» Written exercise:
Check each line of the listing below for the string "write", and copy the ones that have it.

## start

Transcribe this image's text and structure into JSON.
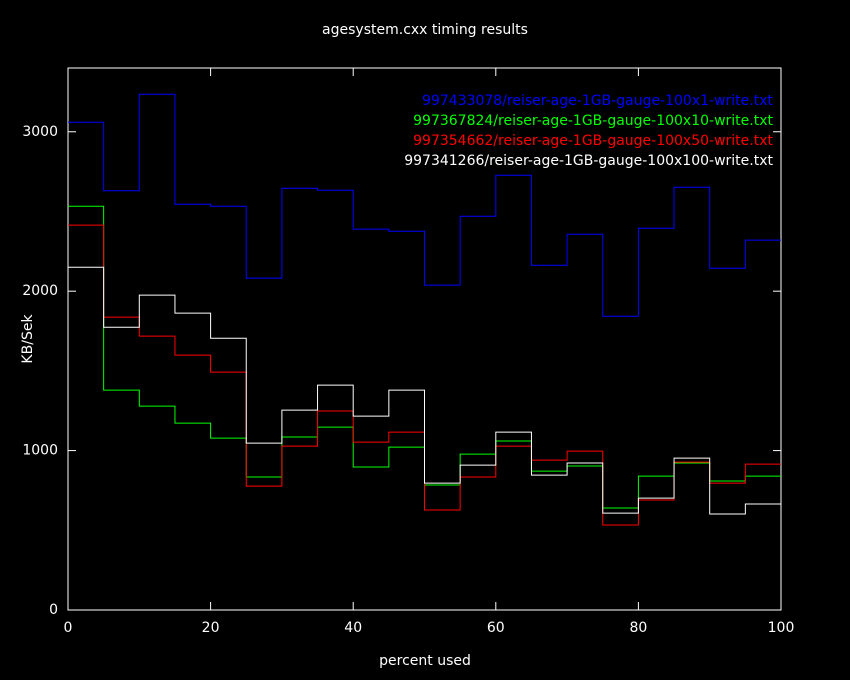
{
  "chart_data": {
    "type": "step",
    "title": "agesystem.cxx timing results",
    "xlabel": "percent used",
    "ylabel": "KB/Sek",
    "x": [
      0,
      5,
      10,
      15,
      20,
      25,
      30,
      35,
      40,
      45,
      50,
      55,
      60,
      65,
      70,
      75,
      80,
      85,
      90,
      95
    ],
    "xlim": [
      0,
      100
    ],
    "ylim": [
      0,
      3400
    ],
    "xticks": [
      0,
      20,
      40,
      60,
      80,
      100
    ],
    "yticks": [
      0,
      1000,
      2000,
      3000
    ],
    "legend": "top-right",
    "series": [
      {
        "name": "997433078/reiser-age-1GB-gauge-100x1-write.txt",
        "color": "#0000ff",
        "values": [
          3060,
          2630,
          3235,
          2545,
          2533,
          2082,
          2646,
          2633,
          2389,
          2376,
          2038,
          2470,
          2727,
          2163,
          2357,
          1843,
          2395,
          2652,
          2144,
          2320
        ]
      },
      {
        "name": "997367824/reiser-age-1GB-gauge-100x10-write.txt",
        "color": "#00ff00",
        "values": [
          2533,
          1379,
          1279,
          1172,
          1078,
          834,
          1085,
          1147,
          897,
          1022,
          784,
          978,
          1060,
          871,
          903,
          640,
          840,
          922,
          809,
          840
        ]
      },
      {
        "name": "997354662/reiser-age-1GB-gauge-100x50-write.txt",
        "color": "#ff0000",
        "values": [
          2414,
          1837,
          1718,
          1599,
          1492,
          777,
          1028,
          1248,
          1053,
          1116,
          627,
          834,
          1028,
          940,
          997,
          533,
          690,
          928,
          796,
          915
        ]
      },
      {
        "name": "997341266/reiser-age-1GB-gauge-100x100-write.txt",
        "color": "#ffffff",
        "values": [
          2150,
          1774,
          1975,
          1862,
          1705,
          1047,
          1254,
          1411,
          1216,
          1379,
          796,
          909,
          1116,
          846,
          922,
          608,
          702,
          953,
          602,
          665
        ]
      }
    ]
  }
}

## end

» Solution:
        "name": "997433078/reiser-age-1GB-gauge-100x1-write.txt",
        "name": "997367824/reiser-age-1GB-gauge-100x10-write.txt",
        "name": "997354662/reiser-age-1GB-gauge-100x50-write.txt",
        "name": "997341266/reiser-age-1GB-gauge-100x100-write.txt",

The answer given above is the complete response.